*Stated task*.
Look through the material below for "SyncFast". Copy every line that contains it.

[Stored entries]
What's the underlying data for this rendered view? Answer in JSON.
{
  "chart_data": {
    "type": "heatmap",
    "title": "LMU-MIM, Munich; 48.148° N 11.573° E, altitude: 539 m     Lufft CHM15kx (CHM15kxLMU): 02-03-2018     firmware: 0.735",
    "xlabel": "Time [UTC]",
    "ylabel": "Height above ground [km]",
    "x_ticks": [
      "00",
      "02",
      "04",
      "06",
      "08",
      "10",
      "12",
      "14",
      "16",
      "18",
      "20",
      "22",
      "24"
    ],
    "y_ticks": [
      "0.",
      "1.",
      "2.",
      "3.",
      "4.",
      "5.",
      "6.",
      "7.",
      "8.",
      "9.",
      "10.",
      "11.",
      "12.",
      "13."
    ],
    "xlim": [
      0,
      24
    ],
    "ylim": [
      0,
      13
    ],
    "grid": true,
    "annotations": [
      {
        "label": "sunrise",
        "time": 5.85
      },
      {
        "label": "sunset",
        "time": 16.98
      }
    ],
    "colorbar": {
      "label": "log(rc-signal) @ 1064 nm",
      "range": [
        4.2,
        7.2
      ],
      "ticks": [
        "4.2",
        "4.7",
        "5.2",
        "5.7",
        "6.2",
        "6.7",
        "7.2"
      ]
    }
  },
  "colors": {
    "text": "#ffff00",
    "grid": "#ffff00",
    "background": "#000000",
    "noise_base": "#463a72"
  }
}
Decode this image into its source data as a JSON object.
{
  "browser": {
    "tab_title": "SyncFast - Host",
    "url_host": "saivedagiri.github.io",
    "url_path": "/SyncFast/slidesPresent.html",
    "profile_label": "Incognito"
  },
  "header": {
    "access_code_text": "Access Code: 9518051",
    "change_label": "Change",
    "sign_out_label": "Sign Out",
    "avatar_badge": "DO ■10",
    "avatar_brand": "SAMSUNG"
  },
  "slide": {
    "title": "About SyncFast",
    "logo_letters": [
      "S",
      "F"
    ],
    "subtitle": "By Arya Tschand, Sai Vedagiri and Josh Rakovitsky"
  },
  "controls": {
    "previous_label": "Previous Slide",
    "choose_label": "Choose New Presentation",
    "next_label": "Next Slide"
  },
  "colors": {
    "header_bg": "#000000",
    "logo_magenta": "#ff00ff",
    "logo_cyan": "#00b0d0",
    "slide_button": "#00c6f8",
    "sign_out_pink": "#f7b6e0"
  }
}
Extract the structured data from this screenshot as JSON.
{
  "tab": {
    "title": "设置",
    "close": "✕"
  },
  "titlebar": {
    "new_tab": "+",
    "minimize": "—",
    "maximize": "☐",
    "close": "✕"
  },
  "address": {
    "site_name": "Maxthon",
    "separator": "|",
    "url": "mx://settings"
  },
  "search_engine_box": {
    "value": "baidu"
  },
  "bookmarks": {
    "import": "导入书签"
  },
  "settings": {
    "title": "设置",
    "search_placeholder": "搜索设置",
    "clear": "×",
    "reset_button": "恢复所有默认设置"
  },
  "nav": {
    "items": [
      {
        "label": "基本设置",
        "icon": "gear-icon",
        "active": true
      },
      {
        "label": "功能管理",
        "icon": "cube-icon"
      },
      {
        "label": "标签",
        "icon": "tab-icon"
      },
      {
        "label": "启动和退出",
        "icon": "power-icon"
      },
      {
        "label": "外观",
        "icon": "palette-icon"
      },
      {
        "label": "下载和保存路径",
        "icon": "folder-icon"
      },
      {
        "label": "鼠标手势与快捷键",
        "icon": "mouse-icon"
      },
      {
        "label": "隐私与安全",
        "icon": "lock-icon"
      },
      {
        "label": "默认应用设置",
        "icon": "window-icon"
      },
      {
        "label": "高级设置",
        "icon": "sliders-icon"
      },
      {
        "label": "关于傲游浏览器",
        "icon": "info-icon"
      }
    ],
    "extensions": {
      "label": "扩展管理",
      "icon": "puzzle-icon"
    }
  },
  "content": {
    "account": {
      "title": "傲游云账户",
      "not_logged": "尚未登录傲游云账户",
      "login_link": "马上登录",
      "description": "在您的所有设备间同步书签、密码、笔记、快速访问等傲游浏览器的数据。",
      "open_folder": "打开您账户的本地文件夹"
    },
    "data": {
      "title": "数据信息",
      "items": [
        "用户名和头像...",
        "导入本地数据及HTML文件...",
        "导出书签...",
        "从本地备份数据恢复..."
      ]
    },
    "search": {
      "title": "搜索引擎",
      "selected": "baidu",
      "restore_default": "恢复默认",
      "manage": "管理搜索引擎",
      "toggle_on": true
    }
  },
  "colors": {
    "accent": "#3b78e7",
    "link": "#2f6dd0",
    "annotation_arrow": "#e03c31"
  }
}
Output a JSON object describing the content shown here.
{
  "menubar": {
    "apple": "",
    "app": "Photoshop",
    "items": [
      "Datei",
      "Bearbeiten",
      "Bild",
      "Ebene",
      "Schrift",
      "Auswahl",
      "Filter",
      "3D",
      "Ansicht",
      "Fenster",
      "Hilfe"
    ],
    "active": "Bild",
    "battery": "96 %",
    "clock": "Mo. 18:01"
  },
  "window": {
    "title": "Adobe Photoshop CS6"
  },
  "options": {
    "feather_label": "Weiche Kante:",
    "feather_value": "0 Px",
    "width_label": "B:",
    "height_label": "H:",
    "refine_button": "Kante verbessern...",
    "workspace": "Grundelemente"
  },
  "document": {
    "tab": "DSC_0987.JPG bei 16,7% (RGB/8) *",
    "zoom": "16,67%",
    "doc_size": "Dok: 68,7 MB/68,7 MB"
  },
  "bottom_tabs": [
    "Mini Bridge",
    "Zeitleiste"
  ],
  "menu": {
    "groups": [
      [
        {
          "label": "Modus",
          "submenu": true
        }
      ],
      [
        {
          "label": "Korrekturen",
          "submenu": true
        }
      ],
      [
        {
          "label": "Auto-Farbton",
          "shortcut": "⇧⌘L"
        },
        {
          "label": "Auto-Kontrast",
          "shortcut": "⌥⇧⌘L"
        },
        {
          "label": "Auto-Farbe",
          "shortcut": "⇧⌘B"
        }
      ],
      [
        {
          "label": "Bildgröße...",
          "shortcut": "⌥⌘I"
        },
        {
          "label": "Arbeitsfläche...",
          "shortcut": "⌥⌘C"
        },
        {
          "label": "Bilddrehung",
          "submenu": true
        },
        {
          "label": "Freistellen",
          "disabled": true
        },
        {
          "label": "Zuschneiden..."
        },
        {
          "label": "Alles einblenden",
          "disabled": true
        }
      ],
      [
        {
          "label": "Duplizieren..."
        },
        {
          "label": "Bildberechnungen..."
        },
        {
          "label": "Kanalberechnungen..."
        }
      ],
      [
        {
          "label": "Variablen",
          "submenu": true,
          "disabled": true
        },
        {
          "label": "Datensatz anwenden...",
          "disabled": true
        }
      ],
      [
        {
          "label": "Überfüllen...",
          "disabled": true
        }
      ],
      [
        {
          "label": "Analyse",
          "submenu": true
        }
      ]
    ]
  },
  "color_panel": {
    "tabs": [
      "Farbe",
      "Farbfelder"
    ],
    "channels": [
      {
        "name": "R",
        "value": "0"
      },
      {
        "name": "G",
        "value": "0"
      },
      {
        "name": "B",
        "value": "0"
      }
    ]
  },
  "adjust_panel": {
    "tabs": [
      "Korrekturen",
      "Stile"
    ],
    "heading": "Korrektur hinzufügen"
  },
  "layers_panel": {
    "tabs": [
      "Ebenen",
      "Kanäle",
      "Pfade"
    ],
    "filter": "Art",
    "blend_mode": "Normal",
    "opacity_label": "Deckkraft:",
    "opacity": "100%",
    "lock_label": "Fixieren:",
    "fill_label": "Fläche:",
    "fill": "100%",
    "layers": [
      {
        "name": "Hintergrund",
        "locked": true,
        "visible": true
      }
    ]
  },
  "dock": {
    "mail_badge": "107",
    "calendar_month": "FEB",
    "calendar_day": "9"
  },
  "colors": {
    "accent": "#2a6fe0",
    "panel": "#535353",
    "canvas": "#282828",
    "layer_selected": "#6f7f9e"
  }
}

*Answer to this problem*.
    "tab_title": "SyncFast - Host",
    "url_path": "/SyncFast/slidesPresent.html",
    "title": "About SyncFast",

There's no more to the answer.